-- START OF Data provided --
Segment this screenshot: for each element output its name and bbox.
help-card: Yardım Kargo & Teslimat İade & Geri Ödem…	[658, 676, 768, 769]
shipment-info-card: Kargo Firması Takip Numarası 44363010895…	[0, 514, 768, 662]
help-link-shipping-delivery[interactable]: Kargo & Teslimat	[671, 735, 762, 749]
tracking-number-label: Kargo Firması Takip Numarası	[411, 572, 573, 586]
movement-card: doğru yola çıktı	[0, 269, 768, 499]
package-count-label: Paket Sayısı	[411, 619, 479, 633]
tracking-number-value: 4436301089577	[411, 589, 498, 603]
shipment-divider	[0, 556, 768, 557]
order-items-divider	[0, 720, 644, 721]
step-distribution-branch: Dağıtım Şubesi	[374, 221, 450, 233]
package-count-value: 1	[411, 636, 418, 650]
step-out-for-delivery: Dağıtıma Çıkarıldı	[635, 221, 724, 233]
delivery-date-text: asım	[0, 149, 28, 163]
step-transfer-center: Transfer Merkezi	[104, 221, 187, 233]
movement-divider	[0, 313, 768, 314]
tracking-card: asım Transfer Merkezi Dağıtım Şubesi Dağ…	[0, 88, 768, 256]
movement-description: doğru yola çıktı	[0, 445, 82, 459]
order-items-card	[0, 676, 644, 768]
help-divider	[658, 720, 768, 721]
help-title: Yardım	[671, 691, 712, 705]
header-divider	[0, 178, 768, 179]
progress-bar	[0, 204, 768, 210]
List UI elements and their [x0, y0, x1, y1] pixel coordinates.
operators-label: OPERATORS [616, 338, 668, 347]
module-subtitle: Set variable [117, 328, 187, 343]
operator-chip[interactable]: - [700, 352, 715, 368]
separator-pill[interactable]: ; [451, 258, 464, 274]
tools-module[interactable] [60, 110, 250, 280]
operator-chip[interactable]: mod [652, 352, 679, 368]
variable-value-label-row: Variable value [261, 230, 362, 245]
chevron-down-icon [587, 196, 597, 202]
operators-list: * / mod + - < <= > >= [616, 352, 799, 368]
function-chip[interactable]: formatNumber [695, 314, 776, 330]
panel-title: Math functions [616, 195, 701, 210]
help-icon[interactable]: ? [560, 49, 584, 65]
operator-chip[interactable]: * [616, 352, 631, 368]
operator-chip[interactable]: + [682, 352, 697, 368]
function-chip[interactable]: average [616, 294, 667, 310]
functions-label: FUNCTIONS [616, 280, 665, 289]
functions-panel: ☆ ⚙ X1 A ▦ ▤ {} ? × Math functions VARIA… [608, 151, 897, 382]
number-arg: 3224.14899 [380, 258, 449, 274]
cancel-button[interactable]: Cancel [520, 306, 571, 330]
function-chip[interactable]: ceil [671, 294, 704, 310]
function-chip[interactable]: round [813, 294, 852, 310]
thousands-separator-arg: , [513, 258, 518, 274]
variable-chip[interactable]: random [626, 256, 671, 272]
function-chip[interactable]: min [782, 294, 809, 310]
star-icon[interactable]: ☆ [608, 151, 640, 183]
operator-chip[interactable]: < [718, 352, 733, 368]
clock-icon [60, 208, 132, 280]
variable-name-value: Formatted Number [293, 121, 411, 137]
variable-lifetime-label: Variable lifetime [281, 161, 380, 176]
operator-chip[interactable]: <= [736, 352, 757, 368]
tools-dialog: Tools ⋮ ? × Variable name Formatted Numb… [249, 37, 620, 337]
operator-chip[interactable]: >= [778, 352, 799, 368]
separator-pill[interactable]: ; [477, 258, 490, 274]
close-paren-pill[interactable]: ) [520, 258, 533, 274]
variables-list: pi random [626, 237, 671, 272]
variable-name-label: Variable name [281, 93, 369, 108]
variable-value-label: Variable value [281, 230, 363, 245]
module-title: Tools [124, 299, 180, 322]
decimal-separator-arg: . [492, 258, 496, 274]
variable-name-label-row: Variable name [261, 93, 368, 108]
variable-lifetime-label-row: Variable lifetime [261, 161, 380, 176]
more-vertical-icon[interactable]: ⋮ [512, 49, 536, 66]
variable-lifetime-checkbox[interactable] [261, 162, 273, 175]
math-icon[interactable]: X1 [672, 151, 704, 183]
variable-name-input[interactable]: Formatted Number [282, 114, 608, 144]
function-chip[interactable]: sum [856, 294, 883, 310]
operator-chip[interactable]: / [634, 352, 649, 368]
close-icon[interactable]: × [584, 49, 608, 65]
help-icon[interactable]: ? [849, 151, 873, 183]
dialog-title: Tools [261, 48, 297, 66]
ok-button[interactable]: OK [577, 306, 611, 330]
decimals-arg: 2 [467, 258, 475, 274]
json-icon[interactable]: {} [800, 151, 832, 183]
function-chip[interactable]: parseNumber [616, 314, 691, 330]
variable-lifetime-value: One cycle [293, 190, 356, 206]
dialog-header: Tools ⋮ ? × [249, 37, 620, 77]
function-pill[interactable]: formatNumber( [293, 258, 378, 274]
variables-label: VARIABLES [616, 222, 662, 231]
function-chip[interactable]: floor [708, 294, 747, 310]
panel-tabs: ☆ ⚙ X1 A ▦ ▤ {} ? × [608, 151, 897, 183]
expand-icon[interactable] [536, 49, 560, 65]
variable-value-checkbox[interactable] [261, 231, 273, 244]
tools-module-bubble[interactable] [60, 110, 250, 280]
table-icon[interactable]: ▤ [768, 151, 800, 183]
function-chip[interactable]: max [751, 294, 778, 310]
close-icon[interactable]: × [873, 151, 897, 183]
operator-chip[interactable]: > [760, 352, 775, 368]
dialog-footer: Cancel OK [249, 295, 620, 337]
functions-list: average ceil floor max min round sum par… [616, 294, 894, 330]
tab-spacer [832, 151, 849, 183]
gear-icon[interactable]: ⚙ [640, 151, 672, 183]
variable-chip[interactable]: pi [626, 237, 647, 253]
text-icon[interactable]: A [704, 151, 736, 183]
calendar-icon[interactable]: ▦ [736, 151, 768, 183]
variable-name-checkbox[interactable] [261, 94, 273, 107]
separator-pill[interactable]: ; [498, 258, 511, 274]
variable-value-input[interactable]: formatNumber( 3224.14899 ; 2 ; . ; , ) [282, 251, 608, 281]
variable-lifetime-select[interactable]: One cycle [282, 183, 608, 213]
-- END OF Data provided --
Work to be completed
Copy the lines from the first line of the records through the line that contains "tracking-card: asım Transfer", inclusive, reproducing each one character for character.

Result
Segment this screenshot: for each element output its name and bbox.
help-card: Yardım Kargo & Teslimat İade & Geri Ödem…	[658, 676, 768, 769]
shipment-info-card: Kargo Firması Takip Numarası 44363010895…	[0, 514, 768, 662]
help-link-shipping-delivery[interactable]: Kargo & Teslimat	[671, 735, 762, 749]
tracking-number-label: Kargo Firması Takip Numarası	[411, 572, 573, 586]
movement-card: doğru yola çıktı	[0, 269, 768, 499]
package-count-label: Paket Sayısı	[411, 619, 479, 633]
tracking-number-value: 4436301089577	[411, 589, 498, 603]
shipment-divider	[0, 556, 768, 557]
order-items-divider	[0, 720, 644, 721]
step-distribution-branch: Dağıtım Şubesi	[374, 221, 450, 233]
package-count-value: 1	[411, 636, 418, 650]
step-out-for-delivery: Dağıtıma Çıkarıldı	[635, 221, 724, 233]
delivery-date-text: asım	[0, 149, 28, 163]
step-transfer-center: Transfer Merkezi	[104, 221, 187, 233]
movement-divider	[0, 313, 768, 314]
tracking-card: asım Transfer Merkezi Dağıtım Şubesi Dağ…	[0, 88, 768, 256]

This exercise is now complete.